- Exercise input -
## BEGIN

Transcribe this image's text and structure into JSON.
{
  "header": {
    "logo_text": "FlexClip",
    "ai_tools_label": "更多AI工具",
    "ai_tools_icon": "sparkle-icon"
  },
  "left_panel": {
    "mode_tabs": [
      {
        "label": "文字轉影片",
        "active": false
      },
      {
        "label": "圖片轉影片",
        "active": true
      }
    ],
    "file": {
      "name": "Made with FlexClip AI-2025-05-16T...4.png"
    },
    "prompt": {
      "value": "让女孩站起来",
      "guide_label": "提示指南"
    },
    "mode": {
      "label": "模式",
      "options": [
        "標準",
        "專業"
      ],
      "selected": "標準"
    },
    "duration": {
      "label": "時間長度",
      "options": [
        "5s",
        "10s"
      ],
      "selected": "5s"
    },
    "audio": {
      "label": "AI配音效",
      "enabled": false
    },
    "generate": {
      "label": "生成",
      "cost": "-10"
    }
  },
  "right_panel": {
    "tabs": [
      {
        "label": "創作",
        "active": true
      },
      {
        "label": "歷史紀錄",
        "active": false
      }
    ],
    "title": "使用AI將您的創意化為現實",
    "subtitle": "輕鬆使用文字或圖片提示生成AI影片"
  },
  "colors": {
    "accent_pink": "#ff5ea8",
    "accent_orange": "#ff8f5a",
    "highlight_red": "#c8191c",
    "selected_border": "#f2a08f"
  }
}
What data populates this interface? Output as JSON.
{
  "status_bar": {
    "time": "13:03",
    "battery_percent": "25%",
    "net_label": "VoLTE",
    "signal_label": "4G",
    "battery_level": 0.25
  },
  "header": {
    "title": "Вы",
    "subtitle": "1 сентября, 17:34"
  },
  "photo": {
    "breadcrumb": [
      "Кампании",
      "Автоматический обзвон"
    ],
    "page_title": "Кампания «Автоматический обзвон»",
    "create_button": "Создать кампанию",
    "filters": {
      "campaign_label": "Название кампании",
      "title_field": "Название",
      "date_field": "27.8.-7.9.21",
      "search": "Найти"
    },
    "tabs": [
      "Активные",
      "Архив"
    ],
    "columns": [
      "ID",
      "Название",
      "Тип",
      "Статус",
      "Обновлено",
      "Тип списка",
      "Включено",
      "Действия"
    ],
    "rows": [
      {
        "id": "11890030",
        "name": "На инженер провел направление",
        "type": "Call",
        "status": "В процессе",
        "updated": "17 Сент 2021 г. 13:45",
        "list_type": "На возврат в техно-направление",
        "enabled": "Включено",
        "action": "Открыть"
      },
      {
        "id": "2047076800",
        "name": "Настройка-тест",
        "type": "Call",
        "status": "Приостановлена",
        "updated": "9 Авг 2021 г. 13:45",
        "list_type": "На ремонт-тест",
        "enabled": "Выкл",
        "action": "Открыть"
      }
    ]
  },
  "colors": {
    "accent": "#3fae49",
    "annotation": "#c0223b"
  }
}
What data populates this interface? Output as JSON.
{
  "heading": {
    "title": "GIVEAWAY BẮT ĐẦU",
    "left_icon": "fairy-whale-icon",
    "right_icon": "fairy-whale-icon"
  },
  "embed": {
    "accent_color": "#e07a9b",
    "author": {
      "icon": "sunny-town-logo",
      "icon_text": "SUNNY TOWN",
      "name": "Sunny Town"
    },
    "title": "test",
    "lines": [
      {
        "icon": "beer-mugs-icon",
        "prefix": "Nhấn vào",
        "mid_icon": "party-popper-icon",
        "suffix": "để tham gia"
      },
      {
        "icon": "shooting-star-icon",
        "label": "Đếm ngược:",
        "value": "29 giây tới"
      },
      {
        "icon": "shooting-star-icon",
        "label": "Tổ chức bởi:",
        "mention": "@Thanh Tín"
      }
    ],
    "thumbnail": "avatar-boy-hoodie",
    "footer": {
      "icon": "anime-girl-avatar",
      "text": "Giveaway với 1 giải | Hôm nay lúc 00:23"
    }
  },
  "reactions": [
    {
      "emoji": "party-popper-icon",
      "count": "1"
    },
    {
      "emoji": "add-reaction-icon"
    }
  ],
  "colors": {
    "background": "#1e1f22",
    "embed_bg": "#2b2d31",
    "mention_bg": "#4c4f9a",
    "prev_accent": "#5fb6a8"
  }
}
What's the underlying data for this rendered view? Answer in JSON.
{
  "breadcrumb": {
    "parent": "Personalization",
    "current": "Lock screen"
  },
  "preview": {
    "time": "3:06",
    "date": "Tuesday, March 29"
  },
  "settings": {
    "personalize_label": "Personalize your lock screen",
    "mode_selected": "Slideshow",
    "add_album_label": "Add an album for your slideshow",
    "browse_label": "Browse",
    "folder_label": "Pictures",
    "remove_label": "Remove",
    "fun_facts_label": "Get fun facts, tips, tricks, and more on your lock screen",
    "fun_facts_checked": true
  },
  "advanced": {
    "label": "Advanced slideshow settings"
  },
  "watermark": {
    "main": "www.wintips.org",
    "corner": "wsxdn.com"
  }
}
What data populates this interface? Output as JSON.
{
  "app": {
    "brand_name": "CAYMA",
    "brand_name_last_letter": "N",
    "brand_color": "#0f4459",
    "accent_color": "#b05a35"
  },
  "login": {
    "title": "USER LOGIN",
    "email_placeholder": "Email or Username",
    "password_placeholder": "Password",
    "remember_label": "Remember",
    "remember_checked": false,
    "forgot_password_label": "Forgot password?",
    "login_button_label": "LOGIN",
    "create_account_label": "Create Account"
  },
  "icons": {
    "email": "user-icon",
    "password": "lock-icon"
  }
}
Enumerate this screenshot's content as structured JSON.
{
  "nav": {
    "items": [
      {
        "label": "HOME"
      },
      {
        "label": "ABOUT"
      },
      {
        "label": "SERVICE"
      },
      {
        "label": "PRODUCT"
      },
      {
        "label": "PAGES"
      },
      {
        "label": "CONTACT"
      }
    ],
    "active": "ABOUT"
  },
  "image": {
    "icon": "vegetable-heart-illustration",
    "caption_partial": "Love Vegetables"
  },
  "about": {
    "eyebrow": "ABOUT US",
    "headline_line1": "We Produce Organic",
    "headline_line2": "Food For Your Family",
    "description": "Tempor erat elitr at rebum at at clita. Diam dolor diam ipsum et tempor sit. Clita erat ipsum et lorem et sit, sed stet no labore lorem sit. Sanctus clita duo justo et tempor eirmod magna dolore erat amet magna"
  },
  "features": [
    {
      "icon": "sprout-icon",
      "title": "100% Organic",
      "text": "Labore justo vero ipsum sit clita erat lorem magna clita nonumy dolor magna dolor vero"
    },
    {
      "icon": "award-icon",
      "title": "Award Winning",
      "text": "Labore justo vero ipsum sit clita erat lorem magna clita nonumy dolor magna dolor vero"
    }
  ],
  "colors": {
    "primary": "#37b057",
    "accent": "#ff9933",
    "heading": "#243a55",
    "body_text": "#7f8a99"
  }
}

## END

- To be done -
Every record above must be duplicated exactly.

- Full answer -
Transcribe this image's text and structure into JSON.
{
  "header": {
    "logo_text": "FlexClip",
    "ai_tools_label": "更多AI工具",
    "ai_tools_icon": "sparkle-icon"
  },
  "left_panel": {
    "mode_tabs": [
      {
        "label": "文字轉影片",
        "active": false
      },
      {
        "label": "圖片轉影片",
        "active": true
      }
    ],
    "file": {
      "name": "Made with FlexClip AI-2025-05-16T...4.png"
    },
    "prompt": {
      "value": "让女孩站起来",
      "guide_label": "提示指南"
    },
    "mode": {
      "label": "模式",
      "options": [
        "標準",
        "專業"
      ],
      "selected": "標準"
    },
    "duration": {
      "label": "時間長度",
      "options": [
        "5s",
        "10s"
      ],
      "selected": "5s"
    },
    "audio": {
      "label": "AI配音效",
      "enabled": false
    },
    "generate": {
      "label": "生成",
      "cost": "-10"
    }
  },
  "right_panel": {
    "tabs": [
      {
        "label": "創作",
        "active": true
      },
      {
        "label": "歷史紀錄",
        "active": false
      }
    ],
    "title": "使用AI將您的創意化為現實",
    "subtitle": "輕鬆使用文字或圖片提示生成AI影片"
  },
  "colors": {
    "accent_pink": "#ff5ea8",
    "accent_orange": "#ff8f5a",
    "highlight_red": "#c8191c",
    "selected_border": "#f2a08f"
  }
}
What data populates this interface? Output as JSON.
{
  "status_bar": {
    "time": "13:03",
    "battery_percent": "25%",
    "net_label": "VoLTE",
    "signal_label": "4G",
    "battery_level": 0.25
  },
  "header": {
    "title": "Вы",
    "subtitle": "1 сентября, 17:34"
  },
  "photo": {
    "breadcrumb": [
      "Кампании",
      "Автоматический обзвон"
    ],
    "page_title": "Кампания «Автоматический обзвон»",
    "create_button": "Создать кампанию",
    "filters": {
      "campaign_label": "Название кампании",
      "title_field": "Название",
      "date_field": "27.8.-7.9.21",
      "search": "Найти"
    },
    "tabs": [
      "Активные",
      "Архив"
    ],
    "columns": [
      "ID",
      "Название",
      "Тип",
      "Статус",
      "Обновлено",
      "Тип списка",
      "Включено",
      "Действия"
    ],
    "rows": [
      {
        "id": "11890030",
        "name": "На инженер провел направление",
        "type": "Call",
        "status": "В процессе",
        "updated": "17 Сент 2021 г. 13:45",
        "list_type": "На возврат в техно-направление",
        "enabled": "Включено",
        "action": "Открыть"
      },
      {
        "id": "2047076800",
        "name": "Настройка-тест",
        "type": "Call",
        "status": "Приостановлена",
        "updated": "9 Авг 2021 г. 13:45",
        "list_type": "На ремонт-тест",
        "enabled": "Выкл",
        "action": "Открыть"
      }
    ]
  },
  "colors": {
    "accent": "#3fae49",
    "annotation": "#c0223b"
  }
}
What data populates this interface? Output as JSON.
{
  "heading": {
    "title": "GIVEAWAY BẮT ĐẦU",
    "left_icon": "fairy-whale-icon",
    "right_icon": "fairy-whale-icon"
  },
  "embed": {
    "accent_color": "#e07a9b",
    "author": {
      "icon": "sunny-town-logo",
      "icon_text": "SUNNY TOWN",
      "name": "Sunny Town"
    },
    "title": "test",
    "lines": [
      {
        "icon": "beer-mugs-icon",
        "prefix": "Nhấn vào",
        "mid_icon": "party-popper-icon",
        "suffix": "để tham gia"
      },
      {
        "icon": "shooting-star-icon",
        "label": "Đếm ngược:",
        "value": "29 giây tới"
      },
      {
        "icon": "shooting-star-icon",
        "label": "Tổ chức bởi:",
        "mention": "@Thanh Tín"
      }
    ],
    "thumbnail": "avatar-boy-hoodie",
    "footer": {
      "icon": "anime-girl-avatar",
      "text": "Giveaway với 1 giải | Hôm nay lúc 00:23"
    }
  },
  "reactions": [
    {
      "emoji": "party-popper-icon",
      "count": "1"
    },
    {
      "emoji": "add-reaction-icon"
    }
  ],
  "colors": {
    "background": "#1e1f22",
    "embed_bg": "#2b2d31",
    "mention_bg": "#4c4f9a",
    "prev_accent": "#5fb6a8"
  }
}
What's the underlying data for this rendered view? Answer in JSON.
{
  "breadcrumb": {
    "parent": "Personalization",
    "current": "Lock screen"
  },
  "preview": {
    "time": "3:06",
    "date": "Tuesday, March 29"
  },
  "settings": {
    "personalize_label": "Personalize your lock screen",
    "mode_selected": "Slideshow",
    "add_album_label": "Add an album for your slideshow",
    "browse_label": "Browse",
    "folder_label": "Pictures",
    "remove_label": "Remove",
    "fun_facts_label": "Get fun facts, tips, tricks, and more on your lock screen",
    "fun_facts_checked": true
  },
  "advanced": {
    "label": "Advanced slideshow settings"
  },
  "watermark": {
    "main": "www.wintips.org",
    "corner": "wsxdn.com"
  }
}
What data populates this interface? Output as JSON.
{
  "app": {
    "brand_name": "CAYMA",
    "brand_name_last_letter": "N",
    "brand_color": "#0f4459",
    "accent_color": "#b05a35"
  },
  "login": {
    "title": "USER LOGIN",
    "email_placeholder": "Email or Username",
    "password_placeholder": "Password",
    "remember_label": "Remember",
    "remember_checked": false,
    "forgot_password_label": "Forgot password?",
    "login_button_label": "LOGIN",
    "create_account_label": "Create Account"
  },
  "icons": {
    "email": "user-icon",
    "password": "lock-icon"
  }
}
Enumerate this screenshot's content as structured JSON.
{
  "nav": {
    "items": [
      {
        "label": "HOME"
      },
      {
        "label": "ABOUT"
      },
      {
        "label": "SERVICE"
      },
      {
        "label": "PRODUCT"
      },
      {
        "label": "PAGES"
      },
      {
        "label": "CONTACT"
      }
    ],
    "active": "ABOUT"
  },
  "image": {
    "icon": "vegetable-heart-illustration",
    "caption_partial": "Love Vegetables"
  },
  "about": {
    "eyebrow": "ABOUT US",
    "headline_line1": "We Produce Organic",
    "headline_line2": "Food For Your Family",
    "description": "Tempor erat elitr at rebum at at clita. Diam dolor diam ipsum et tempor sit. Clita erat ipsum et lorem et sit, sed stet no labore lorem sit. Sanctus clita duo justo et tempor eirmod magna dolore erat amet magna"
  },
  "features": [
    {
      "icon": "sprout-icon",
      "title": "100% Organic",
      "text": "Labore justo vero ipsum sit clita erat lorem magna clita nonumy dolor magna dolor vero"
    },
    {
      "icon": "award-icon",
      "title": "Award Winning",
      "text": "Labore justo vero ipsum sit clita erat lorem magna clita nonumy dolor magna dolor vero"
    }
  ],
  "colors": {
    "primary": "#37b057",
    "accent": "#ff9933",
    "heading": "#243a55",
    "body_text": "#7f8a99"
  }
}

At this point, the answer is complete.